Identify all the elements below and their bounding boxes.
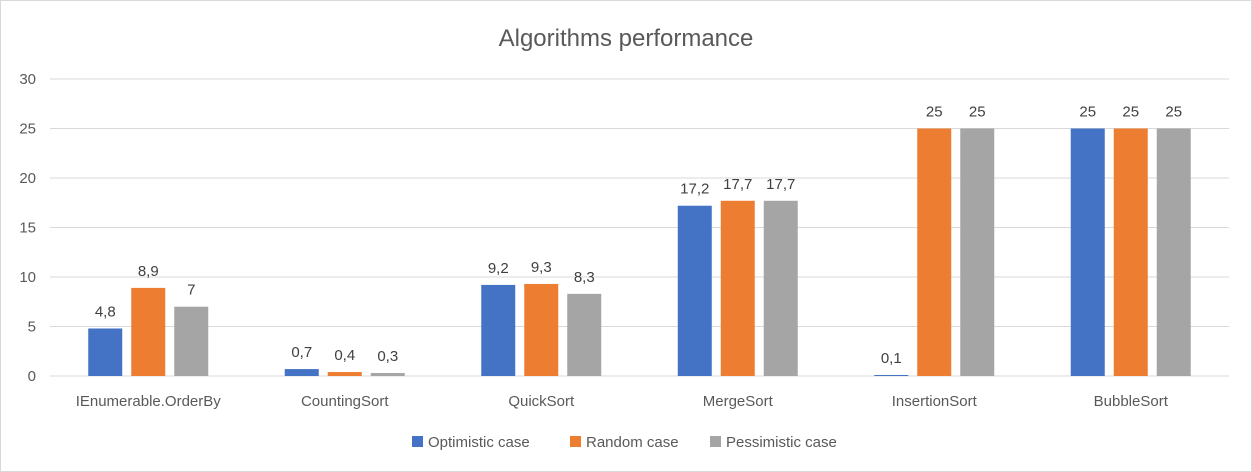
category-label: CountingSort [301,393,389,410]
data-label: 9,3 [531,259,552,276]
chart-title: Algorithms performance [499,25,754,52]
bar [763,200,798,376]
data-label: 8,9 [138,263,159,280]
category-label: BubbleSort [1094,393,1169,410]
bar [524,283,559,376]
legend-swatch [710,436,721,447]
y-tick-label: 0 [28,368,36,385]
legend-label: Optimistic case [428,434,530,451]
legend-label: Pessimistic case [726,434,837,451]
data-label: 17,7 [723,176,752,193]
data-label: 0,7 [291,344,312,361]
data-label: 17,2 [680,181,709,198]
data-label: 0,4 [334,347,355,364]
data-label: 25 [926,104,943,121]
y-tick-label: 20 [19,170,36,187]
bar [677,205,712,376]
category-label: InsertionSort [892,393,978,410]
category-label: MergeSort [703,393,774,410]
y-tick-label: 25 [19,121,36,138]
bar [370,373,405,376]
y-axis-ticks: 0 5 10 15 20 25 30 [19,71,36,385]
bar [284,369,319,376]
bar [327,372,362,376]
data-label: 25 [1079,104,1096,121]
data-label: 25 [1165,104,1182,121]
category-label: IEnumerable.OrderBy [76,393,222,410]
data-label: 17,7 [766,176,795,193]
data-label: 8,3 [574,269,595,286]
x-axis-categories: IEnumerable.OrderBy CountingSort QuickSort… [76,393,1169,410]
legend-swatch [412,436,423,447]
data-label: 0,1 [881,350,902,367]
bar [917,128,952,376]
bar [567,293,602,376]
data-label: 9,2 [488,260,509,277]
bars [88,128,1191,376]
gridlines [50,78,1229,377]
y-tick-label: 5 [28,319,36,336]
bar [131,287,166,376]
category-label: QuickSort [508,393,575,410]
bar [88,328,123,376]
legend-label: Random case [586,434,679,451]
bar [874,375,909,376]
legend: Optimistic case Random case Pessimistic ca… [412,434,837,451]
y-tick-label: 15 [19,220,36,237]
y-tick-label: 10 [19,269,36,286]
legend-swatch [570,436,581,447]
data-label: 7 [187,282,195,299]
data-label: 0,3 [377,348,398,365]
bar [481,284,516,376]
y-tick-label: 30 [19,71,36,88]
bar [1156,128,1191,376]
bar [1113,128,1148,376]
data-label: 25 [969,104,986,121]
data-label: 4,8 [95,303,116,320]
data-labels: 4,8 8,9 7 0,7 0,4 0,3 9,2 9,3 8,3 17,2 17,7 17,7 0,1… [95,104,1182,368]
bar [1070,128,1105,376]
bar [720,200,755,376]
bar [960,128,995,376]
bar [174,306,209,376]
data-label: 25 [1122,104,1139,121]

------------------------------------------------

TO DO:
Rewrite the rows above, switching "Optimistic case" to "Best case" wherever it appears and keeping everything else the same. Omit the pictures from your answer.

FULL SOLUTION:
Identify all the elements below and their bounding boxes.
category-label: CountingSort [301,393,389,410]
data-label: 9,3 [531,259,552,276]
chart-title: Algorithms performance [499,25,754,52]
bar [763,200,798,376]
data-label: 8,9 [138,263,159,280]
category-label: BubbleSort [1094,393,1169,410]
bar [524,283,559,376]
legend-swatch [710,436,721,447]
y-tick-label: 0 [28,368,36,385]
legend-label: Best case [428,434,530,451]
legend-label: Pessimistic case [726,434,837,451]
data-label: 17,7 [723,176,752,193]
data-label: 0,7 [291,344,312,361]
data-label: 17,2 [680,181,709,198]
data-label: 0,4 [334,347,355,364]
data-label: 25 [926,104,943,121]
y-tick-label: 20 [19,170,36,187]
bar [677,205,712,376]
category-label: InsertionSort [892,393,978,410]
category-label: MergeSort [703,393,774,410]
y-tick-label: 25 [19,121,36,138]
bar [370,373,405,376]
y-axis-ticks: 0 5 10 15 20 25 30 [19,71,36,385]
bar [284,369,319,376]
bar [327,372,362,376]
data-label: 25 [1079,104,1096,121]
data-label: 25 [1165,104,1182,121]
category-label: IEnumerable.OrderBy [76,393,222,410]
data-label: 17,7 [766,176,795,193]
data-label: 8,3 [574,269,595,286]
x-axis-categories: IEnumerable.OrderBy CountingSort QuickSort… [76,393,1169,410]
legend-swatch [412,436,423,447]
data-label: 0,1 [881,350,902,367]
bar [917,128,952,376]
bar [567,293,602,376]
data-label: 9,2 [488,260,509,277]
bars [88,128,1191,376]
gridlines [50,78,1229,377]
y-tick-label: 5 [28,319,36,336]
bar [131,287,166,376]
category-label: QuickSort [508,393,575,410]
bar [88,328,123,376]
legend-label: Random case [586,434,679,451]
bar [874,375,909,376]
legend: Best case Random case Pessimistic ca… [412,434,837,451]
y-tick-label: 15 [19,220,36,237]
y-tick-label: 10 [19,269,36,286]
legend-swatch [570,436,581,447]
data-label: 7 [187,282,195,299]
data-label: 0,3 [377,348,398,365]
bar [481,284,516,376]
y-tick-label: 30 [19,71,36,88]
bar [1156,128,1191,376]
bar [1113,128,1148,376]
data-label: 25 [969,104,986,121]
data-label: 4,8 [95,303,116,320]
data-labels: 4,8 8,9 7 0,7 0,4 0,3 9,2 9,3 8,3 17,2 17,7 17,7 0,1… [95,104,1182,368]
bar [1070,128,1105,376]
bar [720,200,755,376]
bar [960,128,995,376]
bar [174,306,209,376]
data-label: 25 [1122,104,1139,121]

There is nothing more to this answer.